▸ Provided material:
+-------+

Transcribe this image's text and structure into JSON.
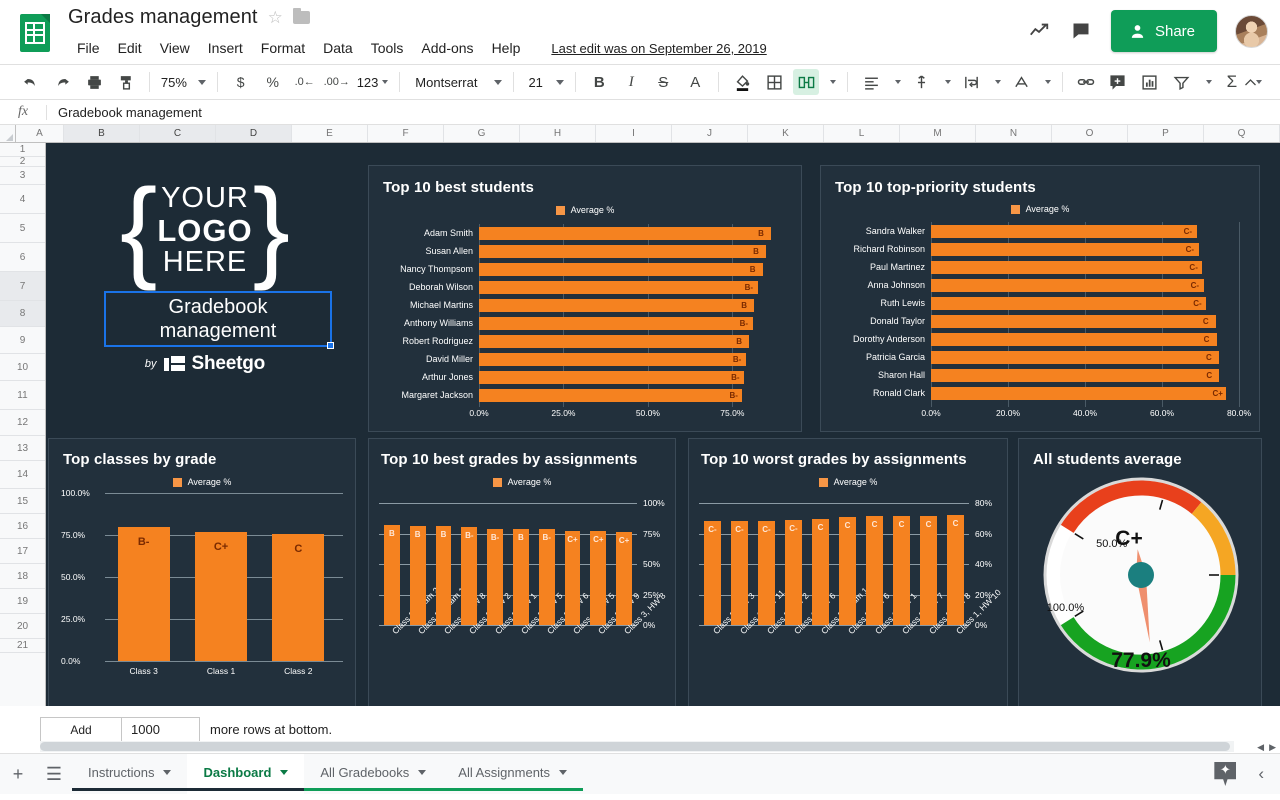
{
  "app": {
    "doc_title": "Grades management",
    "last_edit": "Last edit was on September 26, 2019",
    "share_label": "Share",
    "menus": [
      "File",
      "Edit",
      "View",
      "Insert",
      "Format",
      "Data",
      "Tools",
      "Add-ons",
      "Help"
    ],
    "icons": {
      "logo": "sheets-logo-icon",
      "star": "star-icon",
      "folder": "move-to-folder-icon",
      "activity": "activity-trend-icon",
      "comments": "comments-icon",
      "share_person": "person-add-icon",
      "avatar": "user-avatar"
    }
  },
  "toolbar": {
    "zoom": "75%",
    "font": "Montserrat",
    "font_size": "21",
    "number_format": "123",
    "buttons": [
      "undo-icon",
      "redo-icon",
      "print-icon",
      "paint-format-icon",
      "currency-icon",
      "percent-icon",
      "decrease-decimal-icon",
      "increase-decimal-icon",
      "bold-icon",
      "italic-icon",
      "strikethrough-icon",
      "text-color-icon",
      "fill-color-icon",
      "borders-icon",
      "merge-cells-icon",
      "horizontal-align-icon",
      "vertical-align-icon",
      "text-wrap-icon",
      "text-rotation-icon",
      "insert-link-icon",
      "insert-comment-icon",
      "insert-chart-icon",
      "filter-icon",
      "functions-icon",
      "collapse-toolbar-icon"
    ]
  },
  "formula_bar": {
    "fx_label": "fx",
    "value": "Gradebook management"
  },
  "grid": {
    "columns": [
      "A",
      "B",
      "C",
      "D",
      "E",
      "F",
      "G",
      "H",
      "I",
      "J",
      "K",
      "L",
      "M",
      "N",
      "O",
      "P",
      "Q"
    ],
    "selected_columns": [
      "B",
      "C",
      "D"
    ],
    "rows": [
      "1",
      "2",
      "3",
      "4",
      "5",
      "6",
      "7",
      "8",
      "9",
      "10",
      "11",
      "12",
      "13",
      "14",
      "15",
      "16",
      "17",
      "18",
      "19",
      "20",
      "21"
    ],
    "selected_rows": [
      "7",
      "8"
    ]
  },
  "logo_block": {
    "brace_left": "{",
    "brace_right": "}",
    "line1": "YOUR",
    "line2": "LOGO",
    "line3": "HERE",
    "selected_cell_text": "Gradebook\nmanagement",
    "selected_cell_line1": "Gradebook",
    "selected_cell_line2": "management",
    "by_label": "by",
    "brand": "Sheetgo"
  },
  "colors": {
    "bar": "#f58220",
    "bar_label": "#7a2a00",
    "panel_bg": "#22303c",
    "canvas_bg": "#1d2b36",
    "accent_green": "#0F9D58",
    "selection_blue": "#1a73e8",
    "gauge_red": "#e8401c",
    "gauge_orange": "#f5a623",
    "gauge_green": "#17a321",
    "gauge_needle": "#ef8f6e",
    "gauge_hub": "#1b7f7f"
  },
  "chart_data": [
    {
      "type": "bar",
      "orientation": "horizontal",
      "title": "Top 10 best students",
      "legend": [
        "Average %"
      ],
      "legend_position": "top",
      "categories": [
        "Adam Smith",
        "Susan Allen",
        "Nancy Thompsom",
        "Deborah Wilson",
        "Michael Martins",
        "Anthony Williams",
        "Robert Rodriguez",
        "David Miller",
        "Arthur Jones",
        "Margaret Jackson"
      ],
      "values": [
        86.5,
        85.0,
        84.0,
        82.5,
        81.5,
        81.0,
        80.0,
        79.0,
        78.5,
        78.0
      ],
      "data_labels": [
        "B",
        "B",
        "B",
        "B-",
        "B",
        "B-",
        "B",
        "B-",
        "B-",
        "B-"
      ],
      "xlabel": "",
      "ylabel": "",
      "xlim": [
        0,
        90
      ],
      "xticks": [
        "0.0%",
        "25.0%",
        "50.0%",
        "75.0%"
      ],
      "xtick_values": [
        0,
        25,
        50,
        75
      ],
      "grid": true
    },
    {
      "type": "bar",
      "orientation": "horizontal",
      "title": "Top 10 top-priority students",
      "legend": [
        "Average %"
      ],
      "legend_position": "top",
      "categories": [
        "Sandra Walker",
        "Richard Robinson",
        "Paul Martinez",
        "Anna Johnson",
        "Ruth Lewis",
        "Donald Taylor",
        "Dorothy Anderson",
        "Patricia Garcia",
        "Sharon Hall",
        "Ronald Clark"
      ],
      "values": [
        69.0,
        69.5,
        70.5,
        70.8,
        71.5,
        74.0,
        74.2,
        74.8,
        74.9,
        76.5
      ],
      "data_labels": [
        "C-",
        "C-",
        "C-",
        "C-",
        "C-",
        "C",
        "C",
        "C",
        "C",
        "C+"
      ],
      "xlabel": "",
      "ylabel": "",
      "xlim": [
        0,
        80
      ],
      "xticks": [
        "0.0%",
        "20.0%",
        "40.0%",
        "60.0%",
        "80.0%"
      ],
      "xtick_values": [
        0,
        20,
        40,
        60,
        80
      ],
      "grid": true
    },
    {
      "type": "bar",
      "orientation": "vertical",
      "title": "Top classes by grade",
      "legend": [
        "Average %"
      ],
      "legend_position": "top",
      "categories": [
        "Class 3",
        "Class 1",
        "Class 2"
      ],
      "values": [
        80.0,
        77.0,
        75.5
      ],
      "data_labels": [
        "B-",
        "C+",
        "C"
      ],
      "xlabel": "",
      "ylabel": "",
      "ylim": [
        0,
        100
      ],
      "yticks": [
        "0.0%",
        "25.0%",
        "50.0%",
        "75.0%",
        "100.0%"
      ],
      "ytick_values": [
        0,
        25,
        50,
        75,
        100
      ],
      "grid": true
    },
    {
      "type": "bar",
      "orientation": "vertical",
      "title": "Top 10 best grades by assignments",
      "legend": [
        "Average %"
      ],
      "legend_position": "top",
      "categories": [
        "Class 3, Exam 2",
        "Class 3, Exam 1",
        "Class 1, HW 8",
        "Class 3, HW 2",
        "Class 3, HW 1",
        "Class 3, HW 5",
        "Class 3, HW 6",
        "Class 1, HW 5",
        "Class 3, HW 9",
        "Class 3, HW 8"
      ],
      "values": [
        82.0,
        81.0,
        81.0,
        80.0,
        79.0,
        79.0,
        78.5,
        77.0,
        77.0,
        76.5
      ],
      "data_labels": [
        "B",
        "B",
        "B",
        "B-",
        "B-",
        "B",
        "B-",
        "C+",
        "C+",
        "C+"
      ],
      "xlabel": "",
      "ylabel": "",
      "ylim": [
        0,
        100
      ],
      "yticks": [
        "0%",
        "25%",
        "50%",
        "75%",
        "100%"
      ],
      "ytick_values": [
        0,
        25,
        50,
        75,
        100
      ],
      "grid": true
    },
    {
      "type": "bar",
      "orientation": "vertical",
      "title": "Top 10 worst grades by assignments",
      "legend": [
        "Average %"
      ],
      "legend_position": "top",
      "categories": [
        "Class 2, HW 3",
        "Class 1, HW 11",
        "Class 2, HW 2",
        "Class 1, HW 6",
        "Class 2, Exam 1",
        "Class 2, HW 6",
        "Class 1, HW 1",
        "Class 2, HW 7",
        "Class 2, HW 8",
        "Class 1, HW 10"
      ],
      "values": [
        68.0,
        68.2,
        68.5,
        68.8,
        69.5,
        71.0,
        71.2,
        71.5,
        71.8,
        72.0
      ],
      "data_labels": [
        "C-",
        "C-",
        "C-",
        "C-",
        "C",
        "C",
        "C",
        "C",
        "C",
        "C"
      ],
      "xlabel": "",
      "ylabel": "",
      "ylim": [
        0,
        80
      ],
      "yticks": [
        "0%",
        "20%",
        "40%",
        "60%",
        "80%"
      ],
      "ytick_values": [
        0,
        20,
        40,
        60,
        80
      ],
      "grid": true
    },
    {
      "type": "gauge",
      "title": "All students average",
      "value": 77.9,
      "value_label": "77.9%",
      "grade_label": "C+",
      "min": 0,
      "max": 100,
      "tick_labels": [
        "50.0%",
        "100.0%"
      ],
      "bands": [
        {
          "from": 0,
          "to": 33,
          "color": "#e8401c"
        },
        {
          "from": 33,
          "to": 50,
          "color": "#f5a623"
        },
        {
          "from": 50,
          "to": 100,
          "color": "#17a321"
        }
      ]
    }
  ],
  "add_rows": {
    "button_label": "Add",
    "count": "1000",
    "suffix_text": "more rows at bottom."
  },
  "sheet_tabs": {
    "add_icon": "add-sheet-icon",
    "all_sheets_icon": "all-sheets-icon",
    "tabs": [
      {
        "label": "Instructions",
        "active": false,
        "underline": "#1d2b36"
      },
      {
        "label": "Dashboard",
        "active": true,
        "underline": "#1d2b36"
      },
      {
        "label": "All Gradebooks",
        "active": false,
        "underline": "#0F9D58"
      },
      {
        "label": "All Assignments",
        "active": false,
        "underline": "#0F9D58"
      }
    ],
    "explore_icon": "explore-icon",
    "collapse_icon": "chevron-left-icon"
  }
}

+-------+

▸ Task to carry out:
Lines that hold "Exam" are the ones to copy; find all of them.

▸ Answer in full:
        "Class 3, Exam 2",
        "Class 3, Exam 1",
        "Class 2, Exam 1",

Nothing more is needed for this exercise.